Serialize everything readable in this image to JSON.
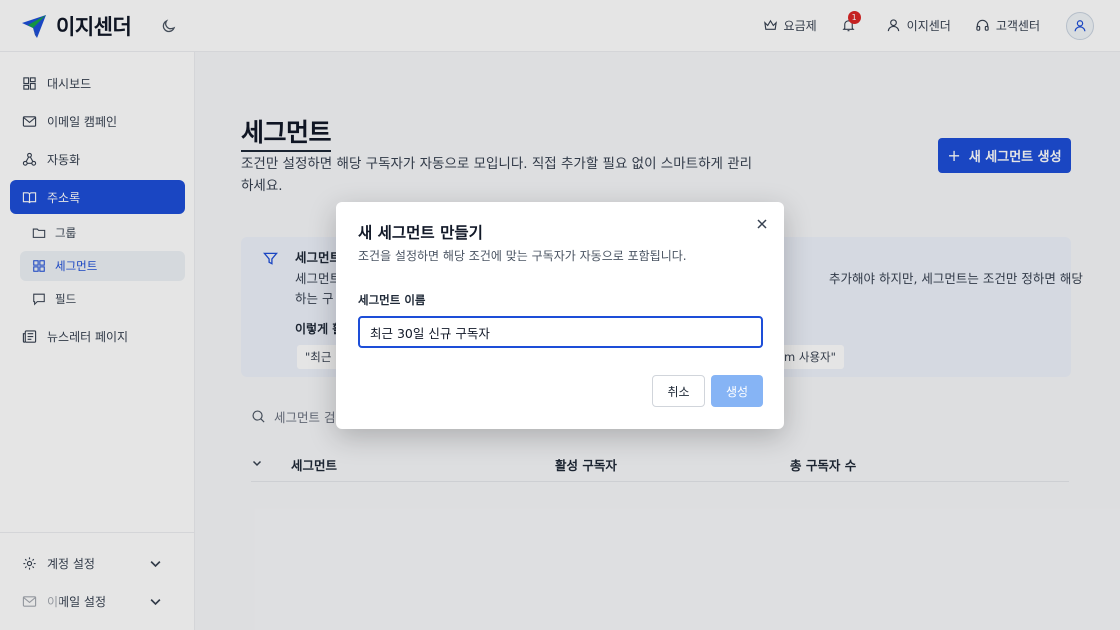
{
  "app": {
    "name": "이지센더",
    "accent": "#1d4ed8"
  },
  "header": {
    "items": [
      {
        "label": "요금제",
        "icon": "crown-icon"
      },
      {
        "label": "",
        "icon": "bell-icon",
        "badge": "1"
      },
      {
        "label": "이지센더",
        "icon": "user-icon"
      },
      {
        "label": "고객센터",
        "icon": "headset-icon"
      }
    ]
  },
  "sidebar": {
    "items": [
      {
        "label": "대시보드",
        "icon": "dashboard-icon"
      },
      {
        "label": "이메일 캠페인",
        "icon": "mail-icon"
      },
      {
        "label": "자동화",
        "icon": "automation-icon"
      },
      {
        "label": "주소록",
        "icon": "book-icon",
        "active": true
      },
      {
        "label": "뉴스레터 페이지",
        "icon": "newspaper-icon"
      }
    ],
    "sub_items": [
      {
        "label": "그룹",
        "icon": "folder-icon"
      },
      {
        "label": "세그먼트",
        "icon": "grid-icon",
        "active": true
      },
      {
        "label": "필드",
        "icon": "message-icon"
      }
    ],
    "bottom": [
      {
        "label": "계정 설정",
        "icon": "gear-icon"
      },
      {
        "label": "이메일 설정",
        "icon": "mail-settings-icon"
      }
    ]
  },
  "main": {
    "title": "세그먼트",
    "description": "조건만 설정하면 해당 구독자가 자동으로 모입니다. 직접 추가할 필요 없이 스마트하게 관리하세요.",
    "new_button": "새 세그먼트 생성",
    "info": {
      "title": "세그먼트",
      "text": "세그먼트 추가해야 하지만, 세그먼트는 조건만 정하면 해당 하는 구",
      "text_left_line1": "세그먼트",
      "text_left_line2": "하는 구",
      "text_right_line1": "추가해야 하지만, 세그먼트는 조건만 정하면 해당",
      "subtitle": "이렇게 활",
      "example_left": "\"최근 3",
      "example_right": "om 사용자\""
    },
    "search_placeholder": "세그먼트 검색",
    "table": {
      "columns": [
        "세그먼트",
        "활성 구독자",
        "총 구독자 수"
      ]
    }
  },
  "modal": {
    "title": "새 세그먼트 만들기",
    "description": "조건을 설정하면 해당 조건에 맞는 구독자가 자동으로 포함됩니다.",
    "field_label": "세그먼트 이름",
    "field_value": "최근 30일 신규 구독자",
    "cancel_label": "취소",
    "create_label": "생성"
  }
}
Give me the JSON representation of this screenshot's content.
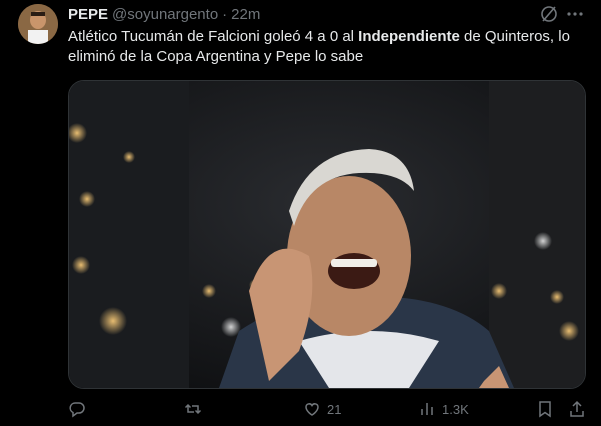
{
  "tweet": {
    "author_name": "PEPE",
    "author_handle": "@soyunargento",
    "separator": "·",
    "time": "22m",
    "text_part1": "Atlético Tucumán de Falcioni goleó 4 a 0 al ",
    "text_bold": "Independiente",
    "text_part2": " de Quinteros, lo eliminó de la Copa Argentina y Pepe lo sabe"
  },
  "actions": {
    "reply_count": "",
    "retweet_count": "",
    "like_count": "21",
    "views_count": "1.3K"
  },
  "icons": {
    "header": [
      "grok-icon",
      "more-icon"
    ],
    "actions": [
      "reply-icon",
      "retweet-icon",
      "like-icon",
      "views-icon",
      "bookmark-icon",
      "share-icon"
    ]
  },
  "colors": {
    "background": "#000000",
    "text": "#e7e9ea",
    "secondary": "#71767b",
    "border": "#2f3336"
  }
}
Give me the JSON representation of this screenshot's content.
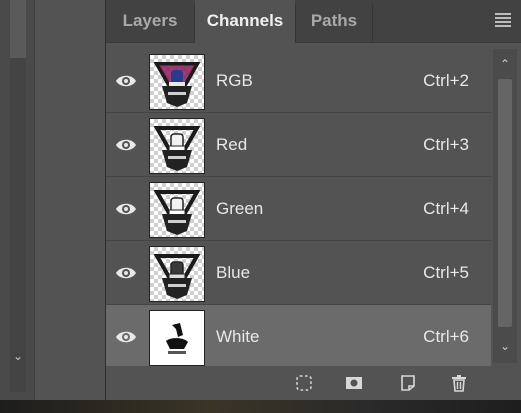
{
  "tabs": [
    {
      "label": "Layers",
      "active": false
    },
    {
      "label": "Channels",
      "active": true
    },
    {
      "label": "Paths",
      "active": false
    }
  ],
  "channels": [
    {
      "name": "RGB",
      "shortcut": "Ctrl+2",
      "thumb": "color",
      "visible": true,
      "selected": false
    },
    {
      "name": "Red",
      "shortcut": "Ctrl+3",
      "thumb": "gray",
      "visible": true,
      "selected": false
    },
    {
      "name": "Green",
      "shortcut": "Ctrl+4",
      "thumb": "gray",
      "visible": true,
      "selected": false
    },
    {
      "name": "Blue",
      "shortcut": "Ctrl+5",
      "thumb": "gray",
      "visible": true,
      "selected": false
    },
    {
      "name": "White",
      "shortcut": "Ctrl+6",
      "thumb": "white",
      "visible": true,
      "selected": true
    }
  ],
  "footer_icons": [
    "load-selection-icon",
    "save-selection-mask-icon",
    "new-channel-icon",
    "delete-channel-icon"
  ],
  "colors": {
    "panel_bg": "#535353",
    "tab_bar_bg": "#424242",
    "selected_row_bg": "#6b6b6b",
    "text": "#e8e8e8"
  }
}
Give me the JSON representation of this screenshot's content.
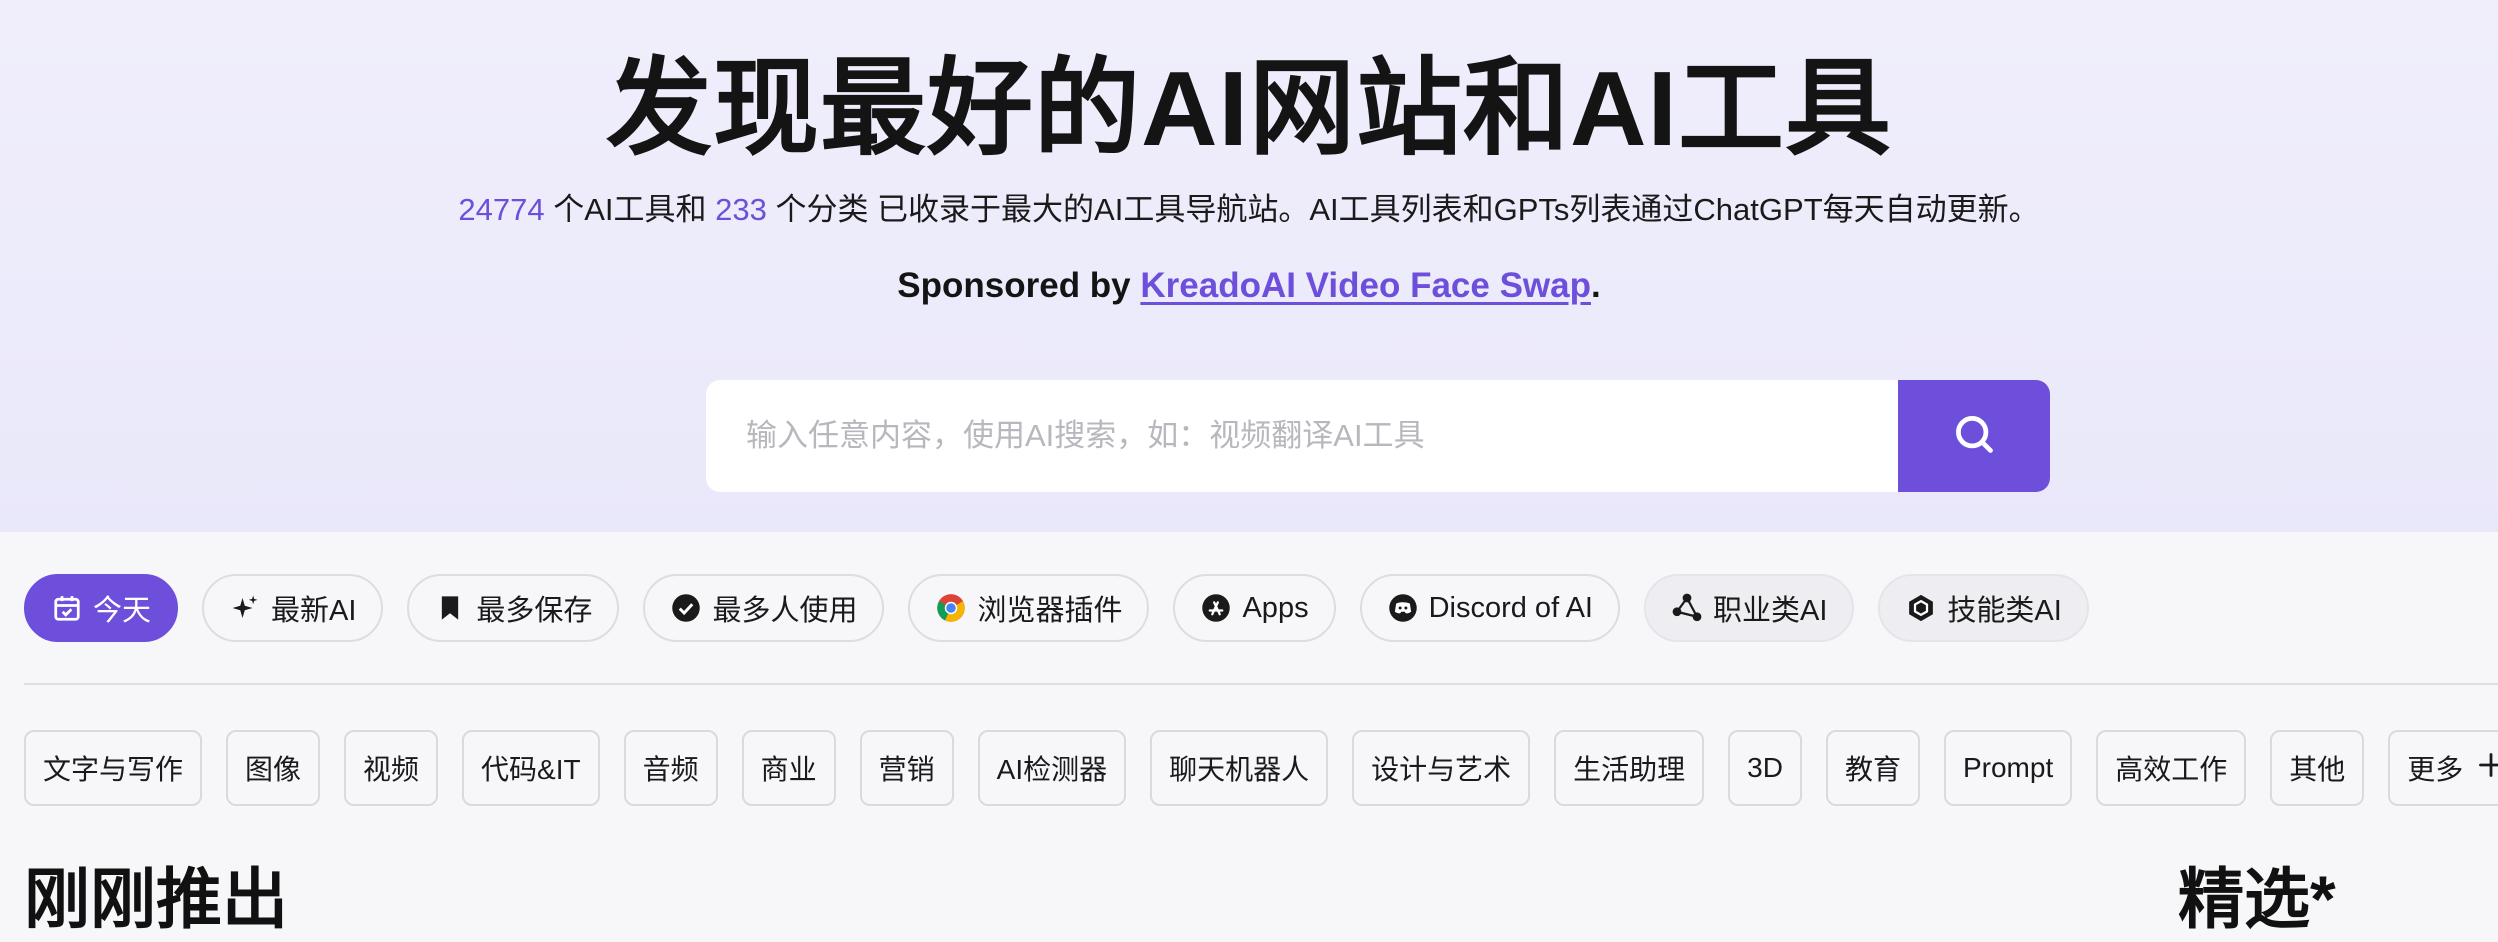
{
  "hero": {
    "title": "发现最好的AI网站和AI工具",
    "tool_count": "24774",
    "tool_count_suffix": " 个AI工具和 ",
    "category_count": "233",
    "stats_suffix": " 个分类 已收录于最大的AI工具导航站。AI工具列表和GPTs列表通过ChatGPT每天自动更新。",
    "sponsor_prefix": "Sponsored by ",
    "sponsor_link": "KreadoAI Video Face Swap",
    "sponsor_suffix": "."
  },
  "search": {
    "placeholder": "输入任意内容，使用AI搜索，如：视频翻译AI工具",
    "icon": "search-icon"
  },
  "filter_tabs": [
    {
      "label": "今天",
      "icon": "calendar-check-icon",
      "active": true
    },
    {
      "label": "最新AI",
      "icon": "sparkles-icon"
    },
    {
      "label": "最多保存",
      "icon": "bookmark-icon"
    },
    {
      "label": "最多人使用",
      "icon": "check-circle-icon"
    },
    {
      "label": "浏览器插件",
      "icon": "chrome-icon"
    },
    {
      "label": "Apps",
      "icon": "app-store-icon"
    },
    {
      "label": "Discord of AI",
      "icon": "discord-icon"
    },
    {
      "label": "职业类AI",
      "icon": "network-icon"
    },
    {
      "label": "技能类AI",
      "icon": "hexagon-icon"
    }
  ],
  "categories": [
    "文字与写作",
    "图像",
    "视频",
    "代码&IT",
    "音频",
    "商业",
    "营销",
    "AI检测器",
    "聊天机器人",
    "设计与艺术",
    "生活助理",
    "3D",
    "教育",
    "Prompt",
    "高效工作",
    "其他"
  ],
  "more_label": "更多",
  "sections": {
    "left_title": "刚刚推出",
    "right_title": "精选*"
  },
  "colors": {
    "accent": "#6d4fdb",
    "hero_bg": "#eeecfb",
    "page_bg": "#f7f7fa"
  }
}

---

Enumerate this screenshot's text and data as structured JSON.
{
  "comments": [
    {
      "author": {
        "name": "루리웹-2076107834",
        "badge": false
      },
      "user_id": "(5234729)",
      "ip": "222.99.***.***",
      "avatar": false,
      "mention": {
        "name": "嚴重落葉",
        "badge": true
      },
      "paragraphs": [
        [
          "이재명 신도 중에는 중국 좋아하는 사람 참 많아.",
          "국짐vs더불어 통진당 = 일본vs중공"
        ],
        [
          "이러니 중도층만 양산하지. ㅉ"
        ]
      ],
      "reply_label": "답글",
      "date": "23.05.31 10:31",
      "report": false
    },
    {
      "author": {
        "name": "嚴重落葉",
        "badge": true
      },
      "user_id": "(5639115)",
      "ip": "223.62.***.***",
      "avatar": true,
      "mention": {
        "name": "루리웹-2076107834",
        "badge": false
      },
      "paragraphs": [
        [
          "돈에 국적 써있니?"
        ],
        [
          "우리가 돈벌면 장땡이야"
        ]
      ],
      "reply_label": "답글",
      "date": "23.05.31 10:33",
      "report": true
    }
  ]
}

* * *

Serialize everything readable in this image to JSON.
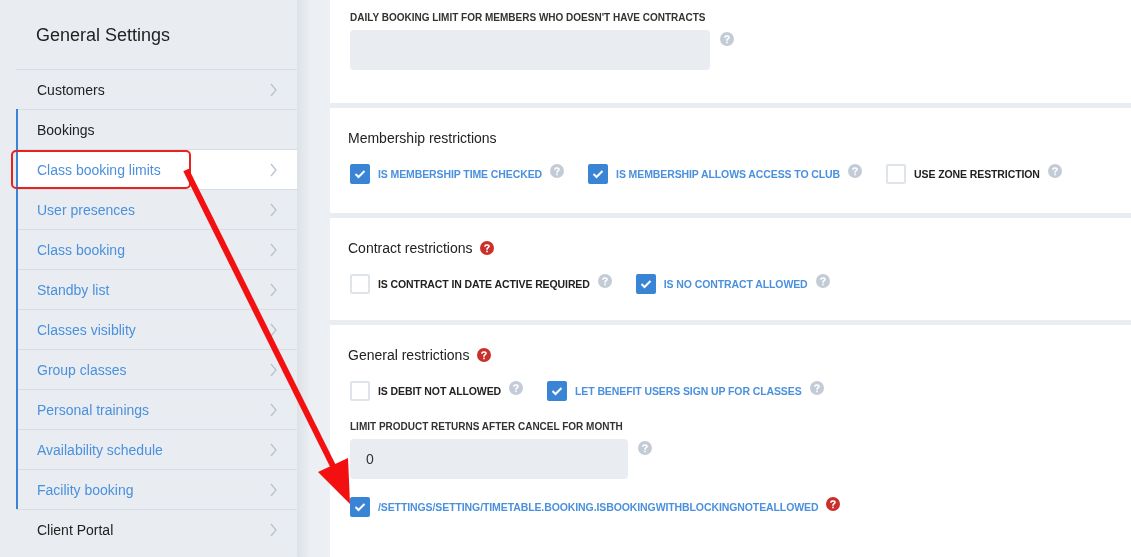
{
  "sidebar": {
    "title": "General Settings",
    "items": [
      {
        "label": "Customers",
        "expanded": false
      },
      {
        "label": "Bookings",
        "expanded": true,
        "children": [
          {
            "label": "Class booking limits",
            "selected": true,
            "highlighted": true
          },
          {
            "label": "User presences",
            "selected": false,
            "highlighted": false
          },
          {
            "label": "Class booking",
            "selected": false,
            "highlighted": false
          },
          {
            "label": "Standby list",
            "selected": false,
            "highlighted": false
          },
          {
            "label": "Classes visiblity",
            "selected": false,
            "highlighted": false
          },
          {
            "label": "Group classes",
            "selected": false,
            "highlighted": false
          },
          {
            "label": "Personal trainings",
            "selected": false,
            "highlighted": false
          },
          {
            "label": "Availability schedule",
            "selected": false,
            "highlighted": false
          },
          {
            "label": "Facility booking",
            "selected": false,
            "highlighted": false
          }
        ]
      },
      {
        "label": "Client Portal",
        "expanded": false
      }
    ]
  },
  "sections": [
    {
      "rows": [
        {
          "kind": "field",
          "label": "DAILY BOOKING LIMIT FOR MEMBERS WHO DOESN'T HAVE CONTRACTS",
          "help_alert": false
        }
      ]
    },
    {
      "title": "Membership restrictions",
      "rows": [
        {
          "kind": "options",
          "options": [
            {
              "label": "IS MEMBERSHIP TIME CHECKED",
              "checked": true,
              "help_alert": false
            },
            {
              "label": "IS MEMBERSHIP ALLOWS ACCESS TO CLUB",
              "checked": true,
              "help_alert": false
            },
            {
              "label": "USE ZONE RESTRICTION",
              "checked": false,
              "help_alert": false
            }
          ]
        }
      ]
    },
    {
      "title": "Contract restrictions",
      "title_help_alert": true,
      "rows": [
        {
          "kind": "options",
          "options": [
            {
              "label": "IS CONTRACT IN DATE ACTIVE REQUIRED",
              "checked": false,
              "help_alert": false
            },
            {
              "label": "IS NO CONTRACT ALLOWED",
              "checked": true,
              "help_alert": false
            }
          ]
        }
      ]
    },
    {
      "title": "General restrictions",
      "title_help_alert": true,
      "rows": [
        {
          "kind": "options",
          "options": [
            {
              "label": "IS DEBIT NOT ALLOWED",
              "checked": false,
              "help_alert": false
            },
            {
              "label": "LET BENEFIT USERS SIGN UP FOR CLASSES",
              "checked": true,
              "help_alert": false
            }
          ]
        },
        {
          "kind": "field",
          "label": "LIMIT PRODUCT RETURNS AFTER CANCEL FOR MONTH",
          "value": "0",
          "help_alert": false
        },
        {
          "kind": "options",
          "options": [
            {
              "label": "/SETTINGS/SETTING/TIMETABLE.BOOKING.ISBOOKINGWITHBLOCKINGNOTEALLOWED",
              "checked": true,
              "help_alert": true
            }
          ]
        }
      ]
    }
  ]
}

**Written request:** Copy down every line of the material above that includes the string "추가해야".

**The answer:**
      "text": "세그먼트 추가해야 하지만, 세그먼트는 조건만 정하면 해당 하는 구",
      "text_right_line1": "추가해야 하지만, 세그먼트는 조건만 정하면 해당",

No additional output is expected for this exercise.